Will you output the entries below exactly, skipping every image they contain?

Stored records
##############################

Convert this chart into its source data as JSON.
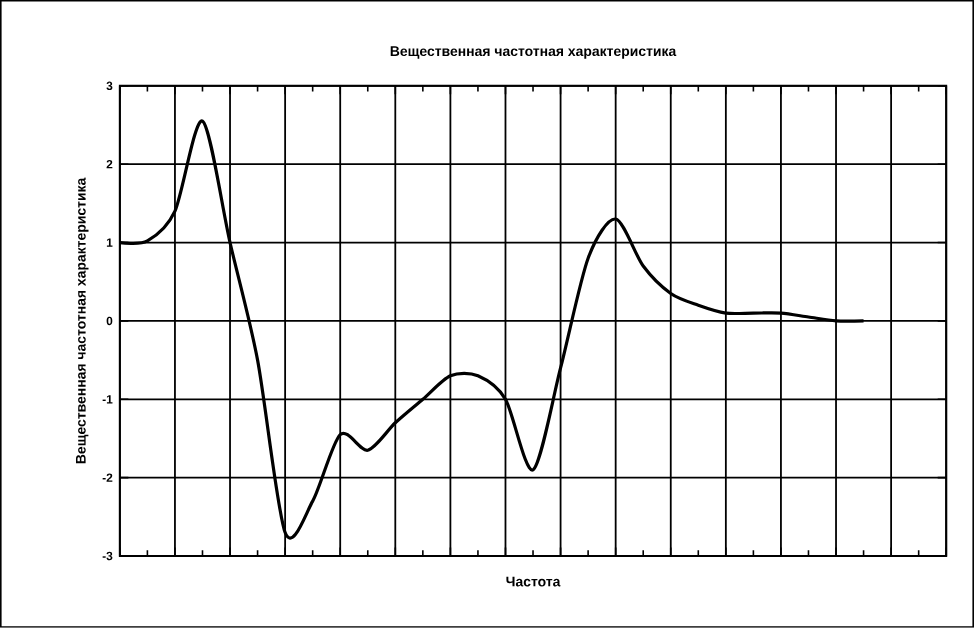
{
  "chart_data": {
    "type": "line",
    "title": "Вещественная частотная характеристика",
    "xlabel": "Частота",
    "ylabel": "Вещественная частотная характеристика",
    "categories": [
      null,
      null,
      null,
      null,
      null,
      null,
      null,
      null,
      null,
      null,
      null,
      null,
      null,
      null,
      null,
      null,
      null,
      null,
      null,
      null,
      null,
      null,
      null,
      null,
      null,
      null,
      null,
      null,
      null,
      null,
      null
    ],
    "values": [
      1.0,
      1.02,
      1.4,
      2.55,
      1.0,
      -0.5,
      -2.7,
      -2.3,
      -1.45,
      -1.65,
      -1.3,
      -1.0,
      -0.7,
      -0.7,
      -1.0,
      -1.9,
      -0.6,
      0.8,
      1.3,
      0.7,
      0.35,
      0.2,
      0.1,
      0.1,
      0.1,
      0.05,
      0.0,
      0.0,
      null,
      null,
      null
    ],
    "color": "#000000",
    "ylim": [
      -3,
      3
    ],
    "yticks": [
      -3,
      -2,
      -1,
      0,
      1,
      2,
      3
    ],
    "grid": true
  }
}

##############################

▶ **Written solution**
Convert this chart into its source data as JSON.
{
  "chart_data": {
    "type": "line",
    "title": "Вещественная частотная характеристика",
    "xlabel": "Частота",
    "ylabel": "Вещественная частотная характеристика",
    "categories": [
      null,
      null,
      null,
      null,
      null,
      null,
      null,
      null,
      null,
      null,
      null,
      null,
      null,
      null,
      null,
      null,
      null,
      null,
      null,
      null,
      null,
      null,
      null,
      null,
      null,
      null,
      null,
      null,
      null,
      null,
      null
    ],
    "values": [
      1.0,
      1.02,
      1.4,
      2.55,
      1.0,
      -0.5,
      -2.7,
      -2.3,
      -1.45,
      -1.65,
      -1.3,
      -1.0,
      -0.7,
      -0.7,
      -1.0,
      -1.9,
      -0.6,
      0.8,
      1.3,
      0.7,
      0.35,
      0.2,
      0.1,
      0.1,
      0.1,
      0.05,
      0.0,
      0.0,
      null,
      null,
      null
    ],
    "color": "#000000",
    "ylim": [
      -3,
      3
    ],
    "yticks": [
      -3,
      -2,
      -1,
      0,
      1,
      2,
      3
    ],
    "grid": true
  }
}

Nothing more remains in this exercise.